>>

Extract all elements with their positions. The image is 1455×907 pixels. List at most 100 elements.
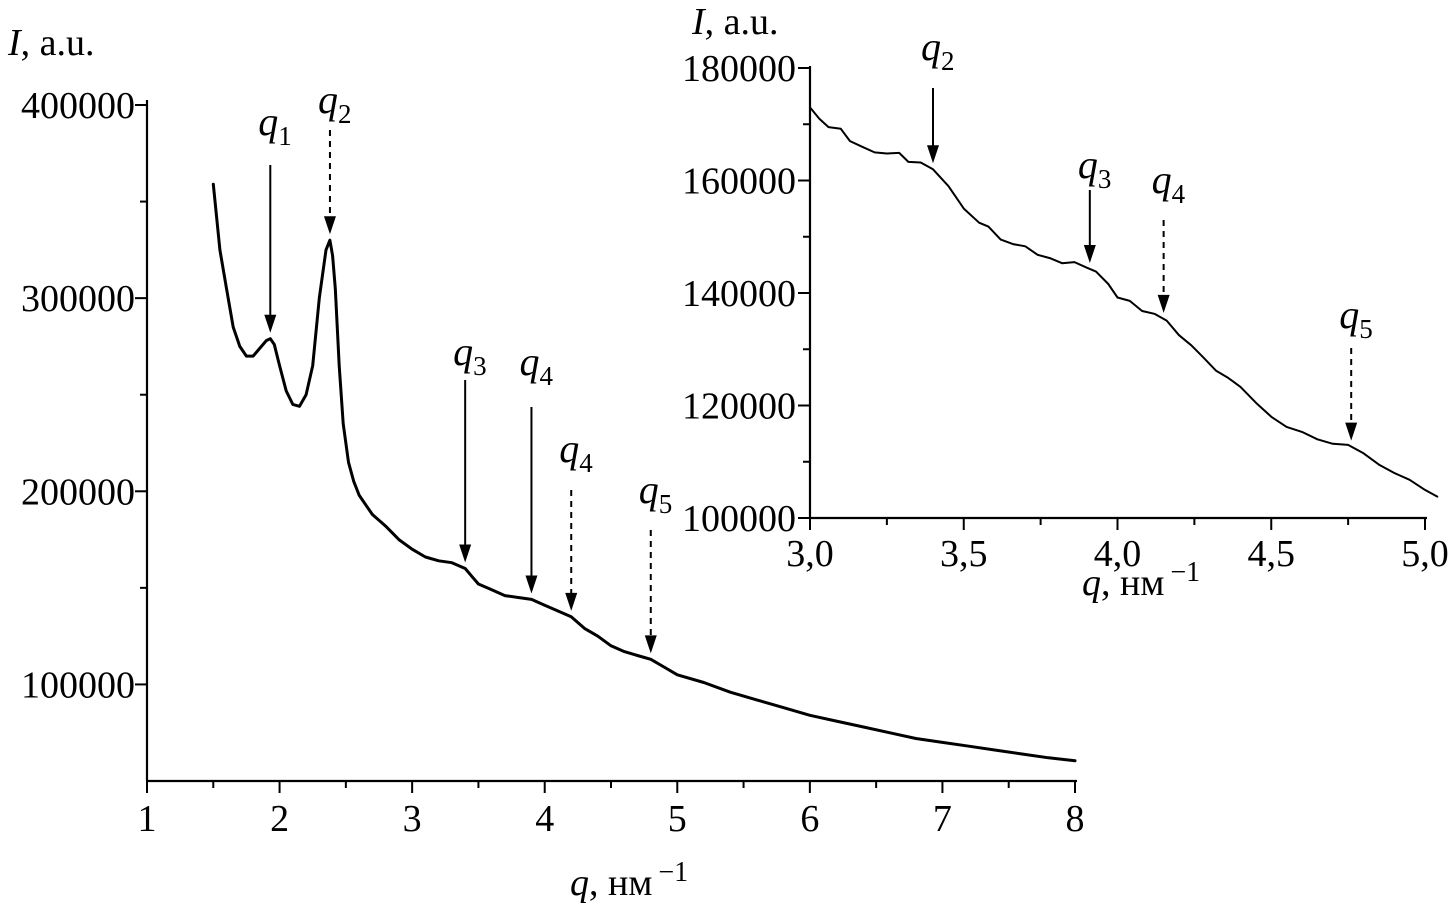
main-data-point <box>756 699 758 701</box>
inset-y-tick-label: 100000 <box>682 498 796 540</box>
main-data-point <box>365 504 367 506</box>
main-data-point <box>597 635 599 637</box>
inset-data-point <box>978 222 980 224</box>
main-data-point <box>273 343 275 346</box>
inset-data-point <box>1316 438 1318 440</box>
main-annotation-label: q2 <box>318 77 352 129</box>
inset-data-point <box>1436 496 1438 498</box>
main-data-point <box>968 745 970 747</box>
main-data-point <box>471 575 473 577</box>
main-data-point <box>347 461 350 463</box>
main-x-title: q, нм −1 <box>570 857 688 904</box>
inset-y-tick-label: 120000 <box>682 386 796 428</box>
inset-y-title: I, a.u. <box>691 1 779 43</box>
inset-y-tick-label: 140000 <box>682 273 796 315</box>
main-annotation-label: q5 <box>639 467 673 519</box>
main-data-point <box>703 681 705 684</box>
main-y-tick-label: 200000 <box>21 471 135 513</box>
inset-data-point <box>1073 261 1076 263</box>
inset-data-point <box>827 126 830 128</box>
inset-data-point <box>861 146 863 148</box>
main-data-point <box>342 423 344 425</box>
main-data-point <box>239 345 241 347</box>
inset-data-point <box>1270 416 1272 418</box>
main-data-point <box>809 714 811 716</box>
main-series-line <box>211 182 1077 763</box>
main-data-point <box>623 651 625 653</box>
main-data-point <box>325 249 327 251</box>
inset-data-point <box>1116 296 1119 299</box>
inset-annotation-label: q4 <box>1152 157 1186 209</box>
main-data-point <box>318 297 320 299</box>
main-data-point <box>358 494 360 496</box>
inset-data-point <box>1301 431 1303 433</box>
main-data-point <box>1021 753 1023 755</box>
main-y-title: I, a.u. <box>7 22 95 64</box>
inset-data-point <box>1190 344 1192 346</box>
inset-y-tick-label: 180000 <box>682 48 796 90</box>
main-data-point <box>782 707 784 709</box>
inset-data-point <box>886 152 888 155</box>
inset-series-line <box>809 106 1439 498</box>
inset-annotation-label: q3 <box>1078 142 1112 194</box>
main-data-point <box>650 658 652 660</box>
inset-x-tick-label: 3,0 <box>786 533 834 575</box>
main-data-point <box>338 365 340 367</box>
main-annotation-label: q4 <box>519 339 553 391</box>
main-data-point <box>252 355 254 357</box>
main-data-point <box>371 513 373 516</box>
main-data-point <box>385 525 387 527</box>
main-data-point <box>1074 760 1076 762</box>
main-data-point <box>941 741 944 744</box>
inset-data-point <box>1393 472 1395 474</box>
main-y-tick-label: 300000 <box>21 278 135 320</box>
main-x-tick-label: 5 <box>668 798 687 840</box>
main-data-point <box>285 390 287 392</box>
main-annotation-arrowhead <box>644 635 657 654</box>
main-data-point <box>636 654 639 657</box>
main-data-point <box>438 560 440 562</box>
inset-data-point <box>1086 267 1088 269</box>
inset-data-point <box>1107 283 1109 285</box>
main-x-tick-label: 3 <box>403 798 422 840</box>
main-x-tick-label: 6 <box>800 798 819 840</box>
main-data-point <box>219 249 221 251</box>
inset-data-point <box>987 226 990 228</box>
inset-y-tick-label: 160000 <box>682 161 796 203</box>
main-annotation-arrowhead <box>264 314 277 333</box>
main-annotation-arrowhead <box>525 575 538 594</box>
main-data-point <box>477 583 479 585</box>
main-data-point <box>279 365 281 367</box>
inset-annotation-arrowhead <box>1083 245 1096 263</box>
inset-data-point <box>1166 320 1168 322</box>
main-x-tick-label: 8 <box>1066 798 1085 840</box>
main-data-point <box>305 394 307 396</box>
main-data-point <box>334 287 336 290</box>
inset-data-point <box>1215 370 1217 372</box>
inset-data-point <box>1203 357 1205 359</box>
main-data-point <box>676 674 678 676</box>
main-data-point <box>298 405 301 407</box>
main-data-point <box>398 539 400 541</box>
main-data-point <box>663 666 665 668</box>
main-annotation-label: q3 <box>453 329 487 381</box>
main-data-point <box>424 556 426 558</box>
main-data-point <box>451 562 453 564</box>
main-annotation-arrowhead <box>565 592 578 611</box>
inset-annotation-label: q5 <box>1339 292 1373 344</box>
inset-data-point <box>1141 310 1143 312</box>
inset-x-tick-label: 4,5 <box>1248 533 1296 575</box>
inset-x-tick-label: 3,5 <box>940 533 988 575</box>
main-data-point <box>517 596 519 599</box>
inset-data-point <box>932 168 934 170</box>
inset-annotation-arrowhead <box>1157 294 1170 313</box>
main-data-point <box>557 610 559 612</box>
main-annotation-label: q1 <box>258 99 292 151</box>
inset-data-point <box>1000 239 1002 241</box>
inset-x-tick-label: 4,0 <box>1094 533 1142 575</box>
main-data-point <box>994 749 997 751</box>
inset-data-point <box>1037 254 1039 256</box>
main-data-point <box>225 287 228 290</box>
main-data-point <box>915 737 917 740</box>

<<

--- Ваша задача ---
Перепишите весь приведенный выше материал в виде нумерованного списка строк, пропустив пустые строки. Изображения в ответ не включайте.

--- Решение задачи ---
1. Extract all elements with their positions. The image is 1455×907 pixels. List at most 100 elements.
2. main-data-point <box>756 699 758 701</box>
3. inset-y-tick-label: 100000 <box>682 498 796 540</box>
4. main-data-point <box>365 504 367 506</box>
5. main-data-point <box>597 635 599 637</box>
6. inset-data-point <box>978 222 980 224</box>
7. main-data-point <box>273 343 275 346</box>
8. inset-data-point <box>1316 438 1318 440</box>
9. main-annotation-label: q2 <box>318 77 352 129</box>
10. inset-data-point <box>1436 496 1438 498</box>
11. main-data-point <box>968 745 970 747</box>
12. main-data-point <box>471 575 473 577</box>
13. main-data-point <box>347 461 350 463</box>
14. main-x-title: q, нм −1 <box>570 857 688 904</box>
15. inset-y-tick-label: 120000 <box>682 386 796 428</box>
16. inset-y-title: I, a.u. <box>691 1 779 43</box>
17. inset-y-tick-label: 140000 <box>682 273 796 315</box>
18. main-annotation-label: q5 <box>639 467 673 519</box>
19. main-data-point <box>703 681 705 684</box>
20. main-y-tick-label: 200000 <box>21 471 135 513</box>
21. inset-data-point <box>1073 261 1076 263</box>
22. inset-data-point <box>827 126 830 128</box>
23. inset-data-point <box>861 146 863 148</box>
24. main-data-point <box>342 423 344 425</box>
25. main-data-point <box>239 345 241 347</box>
26. inset-data-point <box>1270 416 1272 418</box>
27. main-data-point <box>809 714 811 716</box>
28. main-series-line <box>211 182 1077 763</box>
29. main-data-point <box>623 651 625 653</box>
30. main-data-point <box>325 249 327 251</box>
31. inset-data-point <box>1116 296 1119 299</box>
32. inset-annotation-label: q4 <box>1152 157 1186 209</box>
33. main-data-point <box>318 297 320 299</box>
34. main-data-point <box>358 494 360 496</box>
35. inset-data-point <box>1301 431 1303 433</box>
36. main-data-point <box>1021 753 1023 755</box>
37. main-y-title: I, a.u. <box>7 22 95 64</box>
38. inset-data-point <box>1190 344 1192 346</box>
39. inset-y-tick-label: 180000 <box>682 48 796 90</box>
40. main-data-point <box>782 707 784 709</box>
41. inset-data-point <box>886 152 888 155</box>
42. inset-series-line <box>809 106 1439 498</box>
43. inset-annotation-label: q3 <box>1078 142 1112 194</box>
44. main-data-point <box>650 658 652 660</box>
45. inset-x-tick-label: 3,0 <box>786 533 834 575</box>
46. main-data-point <box>338 365 340 367</box>
47. main-annotation-label: q4 <box>519 339 553 391</box>
48. main-data-point <box>252 355 254 357</box>
49. main-data-point <box>371 513 373 516</box>
50. main-data-point <box>385 525 387 527</box>
51. main-data-point <box>1074 760 1076 762</box>
52. main-data-point <box>941 741 944 744</box>
53. inset-data-point <box>1393 472 1395 474</box>
54. main-y-tick-label: 300000 <box>21 278 135 320</box>
55. main-x-tick-label: 5 <box>668 798 687 840</box>
56. main-data-point <box>285 390 287 392</box>
57. main-annotation-arrowhead <box>644 635 657 654</box>
58. main-data-point <box>636 654 639 657</box>
59. main-data-point <box>438 560 440 562</box>
60. inset-data-point <box>1086 267 1088 269</box>
61. inset-data-point <box>1107 283 1109 285</box>
62. main-x-tick-label: 3 <box>403 798 422 840</box>
63. main-x-tick-label: 6 <box>800 798 819 840</box>
64. main-data-point <box>219 249 221 251</box>
65. inset-data-point <box>987 226 990 228</box>
66. inset-y-tick-label: 160000 <box>682 161 796 203</box>
67. main-annotation-arrowhead <box>264 314 277 333</box>
68. main-annotation-arrowhead <box>525 575 538 594</box>
69. main-data-point <box>477 583 479 585</box>
70. main-data-point <box>279 365 281 367</box>
71. inset-annotation-arrowhead <box>1083 245 1096 263</box>
72. inset-data-point <box>1166 320 1168 322</box>
73. main-x-tick-label: 8 <box>1066 798 1085 840</box>
74. main-data-point <box>305 394 307 396</box>
75. main-data-point <box>334 287 336 290</box>
76. inset-data-point <box>1215 370 1217 372</box>
77. inset-data-point <box>1203 357 1205 359</box>
78. main-data-point <box>676 674 678 676</box>
79. main-data-point <box>298 405 301 407</box>
80. main-data-point <box>398 539 400 541</box>
81. main-data-point <box>663 666 665 668</box>
82. main-annotation-label: q3 <box>453 329 487 381</box>
83. main-data-point <box>424 556 426 558</box>
84. main-data-point <box>451 562 453 564</box>
85. main-annotation-arrowhead <box>565 592 578 611</box>
86. inset-annotation-label: q5 <box>1339 292 1373 344</box>
87. inset-data-point <box>1141 310 1143 312</box>
88. inset-x-tick-label: 4,5 <box>1248 533 1296 575</box>
89. inset-x-tick-label: 3,5 <box>940 533 988 575</box>
90. main-data-point <box>517 596 519 599</box>
91. inset-data-point <box>932 168 934 170</box>
92. inset-annotation-arrowhead <box>1157 294 1170 313</box>
93. main-data-point <box>557 610 559 612</box>
94. main-annotation-label: q1 <box>258 99 292 151</box>
95. inset-data-point <box>1000 239 1002 241</box>
96. inset-x-tick-label: 4,0 <box>1094 533 1142 575</box>
97. main-data-point <box>994 749 997 751</box>
98. inset-data-point <box>1037 254 1039 256</box>
99. main-data-point <box>225 287 228 290</box>
100. main-data-point <box>915 737 917 740</box>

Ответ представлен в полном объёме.